*Objective*
The records below must be retyped exactly.

** start Data in this exercise **

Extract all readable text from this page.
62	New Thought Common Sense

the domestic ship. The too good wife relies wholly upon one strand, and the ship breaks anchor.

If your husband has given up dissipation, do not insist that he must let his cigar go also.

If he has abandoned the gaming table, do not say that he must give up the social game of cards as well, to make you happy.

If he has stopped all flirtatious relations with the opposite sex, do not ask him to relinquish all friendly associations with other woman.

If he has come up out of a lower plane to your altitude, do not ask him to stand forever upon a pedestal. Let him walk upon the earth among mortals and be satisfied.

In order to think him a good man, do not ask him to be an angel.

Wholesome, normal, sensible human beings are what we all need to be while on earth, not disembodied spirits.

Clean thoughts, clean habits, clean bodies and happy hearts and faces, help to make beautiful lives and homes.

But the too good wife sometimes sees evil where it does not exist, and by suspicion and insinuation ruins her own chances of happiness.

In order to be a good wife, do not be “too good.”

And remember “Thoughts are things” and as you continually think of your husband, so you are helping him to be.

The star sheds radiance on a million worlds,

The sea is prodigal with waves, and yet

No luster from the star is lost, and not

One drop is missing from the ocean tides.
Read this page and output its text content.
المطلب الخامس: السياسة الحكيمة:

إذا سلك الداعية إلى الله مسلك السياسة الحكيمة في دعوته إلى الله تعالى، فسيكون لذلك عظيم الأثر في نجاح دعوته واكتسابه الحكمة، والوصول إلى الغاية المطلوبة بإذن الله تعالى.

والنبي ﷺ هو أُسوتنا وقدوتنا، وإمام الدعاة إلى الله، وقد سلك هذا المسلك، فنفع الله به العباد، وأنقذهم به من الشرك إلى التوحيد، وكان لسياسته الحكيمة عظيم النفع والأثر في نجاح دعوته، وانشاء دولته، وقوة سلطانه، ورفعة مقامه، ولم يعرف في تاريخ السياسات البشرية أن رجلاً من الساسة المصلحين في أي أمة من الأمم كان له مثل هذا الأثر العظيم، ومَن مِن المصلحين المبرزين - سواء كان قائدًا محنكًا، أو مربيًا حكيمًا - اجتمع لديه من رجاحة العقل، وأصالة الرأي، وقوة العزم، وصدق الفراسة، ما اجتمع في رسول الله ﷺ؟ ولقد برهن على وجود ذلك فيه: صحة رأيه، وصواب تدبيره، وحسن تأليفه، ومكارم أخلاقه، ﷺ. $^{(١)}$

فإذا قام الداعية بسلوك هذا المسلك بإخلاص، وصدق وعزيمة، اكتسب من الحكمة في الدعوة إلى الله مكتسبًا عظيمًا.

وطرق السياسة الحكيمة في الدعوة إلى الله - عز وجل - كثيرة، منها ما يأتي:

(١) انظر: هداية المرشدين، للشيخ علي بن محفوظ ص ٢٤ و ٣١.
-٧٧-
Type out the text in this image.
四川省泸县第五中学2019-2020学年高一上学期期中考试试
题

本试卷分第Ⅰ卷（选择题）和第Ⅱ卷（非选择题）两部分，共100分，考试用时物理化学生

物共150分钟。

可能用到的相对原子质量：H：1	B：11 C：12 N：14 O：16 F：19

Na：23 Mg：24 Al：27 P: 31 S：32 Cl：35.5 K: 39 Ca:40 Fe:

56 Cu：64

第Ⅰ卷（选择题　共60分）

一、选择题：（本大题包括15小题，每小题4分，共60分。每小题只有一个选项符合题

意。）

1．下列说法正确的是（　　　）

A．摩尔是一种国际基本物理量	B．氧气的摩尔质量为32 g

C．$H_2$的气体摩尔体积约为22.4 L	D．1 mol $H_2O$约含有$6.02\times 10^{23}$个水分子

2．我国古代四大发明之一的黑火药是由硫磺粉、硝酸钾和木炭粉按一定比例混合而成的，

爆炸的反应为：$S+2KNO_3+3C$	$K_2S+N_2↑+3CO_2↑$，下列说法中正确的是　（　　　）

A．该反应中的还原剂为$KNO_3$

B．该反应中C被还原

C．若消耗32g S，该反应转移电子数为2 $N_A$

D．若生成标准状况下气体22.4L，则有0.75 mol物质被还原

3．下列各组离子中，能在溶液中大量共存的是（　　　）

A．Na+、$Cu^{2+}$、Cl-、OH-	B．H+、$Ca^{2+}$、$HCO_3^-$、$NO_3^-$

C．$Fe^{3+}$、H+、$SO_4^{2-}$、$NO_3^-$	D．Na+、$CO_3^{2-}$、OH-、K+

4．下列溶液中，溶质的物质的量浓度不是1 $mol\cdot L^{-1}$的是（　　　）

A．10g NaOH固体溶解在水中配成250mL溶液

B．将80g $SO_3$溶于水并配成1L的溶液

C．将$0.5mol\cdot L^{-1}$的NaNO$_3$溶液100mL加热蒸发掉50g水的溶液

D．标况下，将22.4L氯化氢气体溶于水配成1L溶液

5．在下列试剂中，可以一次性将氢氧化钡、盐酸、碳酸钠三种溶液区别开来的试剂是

** end Data in this exercise **

*Solved exercise*
Extract all readable text from this page.
62	New Thought Common Sense

the domestic ship. The too good wife relies wholly upon one strand, and the ship breaks anchor.

If your husband has given up dissipation, do not insist that he must let his cigar go also.

If he has abandoned the gaming table, do not say that he must give up the social game of cards as well, to make you happy.

If he has stopped all flirtatious relations with the opposite sex, do not ask him to relinquish all friendly associations with other woman.

If he has come up out of a lower plane to your altitude, do not ask him to stand forever upon a pedestal. Let him walk upon the earth among mortals and be satisfied.

In order to think him a good man, do not ask him to be an angel.

Wholesome, normal, sensible human beings are what we all need to be while on earth, not disembodied spirits.

Clean thoughts, clean habits, clean bodies and happy hearts and faces, help to make beautiful lives and homes.

But the too good wife sometimes sees evil where it does not exist, and by suspicion and insinuation ruins her own chances of happiness.

In order to be a good wife, do not be “too good.”

And remember “Thoughts are things” and as you continually think of your husband, so you are helping him to be.

The star sheds radiance on a million worlds,

The sea is prodigal with waves, and yet

No luster from the star is lost, and not

One drop is missing from the ocean tides.
Read this page and output its text content.
المطلب الخامس: السياسة الحكيمة:

إذا سلك الداعية إلى الله مسلك السياسة الحكيمة في دعوته إلى الله تعالى، فسيكون لذلك عظيم الأثر في نجاح دعوته واكتسابه الحكمة، والوصول إلى الغاية المطلوبة بإذن الله تعالى.

والنبي ﷺ هو أُسوتنا وقدوتنا، وإمام الدعاة إلى الله، وقد سلك هذا المسلك، فنفع الله به العباد، وأنقذهم به من الشرك إلى التوحيد، وكان لسياسته الحكيمة عظيم النفع والأثر في نجاح دعوته، وانشاء دولته، وقوة سلطانه، ورفعة مقامه، ولم يعرف في تاريخ السياسات البشرية أن رجلاً من الساسة المصلحين في أي أمة من الأمم كان له مثل هذا الأثر العظيم، ومَن مِن المصلحين المبرزين - سواء كان قائدًا محنكًا، أو مربيًا حكيمًا - اجتمع لديه من رجاحة العقل، وأصالة الرأي، وقوة العزم، وصدق الفراسة، ما اجتمع في رسول الله ﷺ؟ ولقد برهن على وجود ذلك فيه: صحة رأيه، وصواب تدبيره، وحسن تأليفه، ومكارم أخلاقه، ﷺ. $^{(١)}$

فإذا قام الداعية بسلوك هذا المسلك بإخلاص، وصدق وعزيمة، اكتسب من الحكمة في الدعوة إلى الله مكتسبًا عظيمًا.

وطرق السياسة الحكيمة في الدعوة إلى الله - عز وجل - كثيرة، منها ما يأتي:

(١) انظر: هداية المرشدين، للشيخ علي بن محفوظ ص ٢٤ و ٣١.
-٧٧-
Type out the text in this image.
四川省泸县第五中学2019-2020学年高一上学期期中考试试
题

本试卷分第Ⅰ卷（选择题）和第Ⅱ卷（非选择题）两部分，共100分，考试用时物理化学生

物共150分钟。

可能用到的相对原子质量：H：1	B：11 C：12 N：14 O：16 F：19

Na：23 Mg：24 Al：27 P: 31 S：32 Cl：35.5 K: 39 Ca:40 Fe:

56 Cu：64

第Ⅰ卷（选择题　共60分）

一、选择题：（本大题包括15小题，每小题4分，共60分。每小题只有一个选项符合题

意。）

1．下列说法正确的是（　　　）

A．摩尔是一种国际基本物理量	B．氧气的摩尔质量为32 g

C．$H_2$的气体摩尔体积约为22.4 L	D．1 mol $H_2O$约含有$6.02\times 10^{23}$个水分子

2．我国古代四大发明之一的黑火药是由硫磺粉、硝酸钾和木炭粉按一定比例混合而成的，

爆炸的反应为：$S+2KNO_3+3C$	$K_2S+N_2↑+3CO_2↑$，下列说法中正确的是　（　　　）

A．该反应中的还原剂为$KNO_3$

B．该反应中C被还原

C．若消耗32g S，该反应转移电子数为2 $N_A$

D．若生成标准状况下气体22.4L，则有0.75 mol物质被还原

3．下列各组离子中，能在溶液中大量共存的是（　　　）

A．Na+、$Cu^{2+}$、Cl-、OH-	B．H+、$Ca^{2+}$、$HCO_3^-$、$NO_3^-$

C．$Fe^{3+}$、H+、$SO_4^{2-}$、$NO_3^-$	D．Na+、$CO_3^{2-}$、OH-、K+

4．下列溶液中，溶质的物质的量浓度不是1 $mol\cdot L^{-1}$的是（　　　）

A．10g NaOH固体溶解在水中配成250mL溶液

B．将80g $SO_3$溶于水并配成1L的溶液

C．将$0.5mol\cdot L^{-1}$的NaNO$_3$溶液100mL加热蒸发掉50g水的溶液

D．标况下，将22.4L氯化氢气体溶于水配成1L溶液

5．在下列试剂中，可以一次性将氢氧化钡、盐酸、碳酸钠三种溶液区别开来的试剂是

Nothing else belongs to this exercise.